-- Begin --

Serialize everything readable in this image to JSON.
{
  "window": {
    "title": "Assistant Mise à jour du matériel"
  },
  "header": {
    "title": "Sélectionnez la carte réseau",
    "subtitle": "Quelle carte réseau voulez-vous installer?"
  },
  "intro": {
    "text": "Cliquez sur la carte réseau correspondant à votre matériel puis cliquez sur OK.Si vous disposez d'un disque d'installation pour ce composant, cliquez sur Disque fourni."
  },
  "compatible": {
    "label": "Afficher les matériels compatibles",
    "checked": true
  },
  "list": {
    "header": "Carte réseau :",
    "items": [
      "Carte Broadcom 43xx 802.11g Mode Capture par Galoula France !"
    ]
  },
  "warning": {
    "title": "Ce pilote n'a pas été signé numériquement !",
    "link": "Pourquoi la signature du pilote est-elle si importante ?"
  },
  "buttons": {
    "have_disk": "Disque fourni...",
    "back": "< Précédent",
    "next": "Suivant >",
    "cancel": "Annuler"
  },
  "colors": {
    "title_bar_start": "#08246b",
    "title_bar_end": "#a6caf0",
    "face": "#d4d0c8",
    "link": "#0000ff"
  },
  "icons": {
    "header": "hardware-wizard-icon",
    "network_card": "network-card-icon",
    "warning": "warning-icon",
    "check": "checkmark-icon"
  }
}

-- End --

Written problem -
Produce an exact copy of every entry above.

Written solution -
Serialize everything readable in this image to JSON.
{
  "window": {
    "title": "Assistant Mise à jour du matériel"
  },
  "header": {
    "title": "Sélectionnez la carte réseau",
    "subtitle": "Quelle carte réseau voulez-vous installer?"
  },
  "intro": {
    "text": "Cliquez sur la carte réseau correspondant à votre matériel puis cliquez sur OK.Si vous disposez d'un disque d'installation pour ce composant, cliquez sur Disque fourni."
  },
  "compatible": {
    "label": "Afficher les matériels compatibles",
    "checked": true
  },
  "list": {
    "header": "Carte réseau :",
    "items": [
      "Carte Broadcom 43xx 802.11g Mode Capture par Galoula France !"
    ]
  },
  "warning": {
    "title": "Ce pilote n'a pas été signé numériquement !",
    "link": "Pourquoi la signature du pilote est-elle si importante ?"
  },
  "buttons": {
    "have_disk": "Disque fourni...",
    "back": "< Précédent",
    "next": "Suivant >",
    "cancel": "Annuler"
  },
  "colors": {
    "title_bar_start": "#08246b",
    "title_bar_end": "#a6caf0",
    "face": "#d4d0c8",
    "link": "#0000ff"
  },
  "icons": {
    "header": "hardware-wizard-icon",
    "network_card": "network-card-icon",
    "warning": "warning-icon",
    "check": "checkmark-icon"
  }
}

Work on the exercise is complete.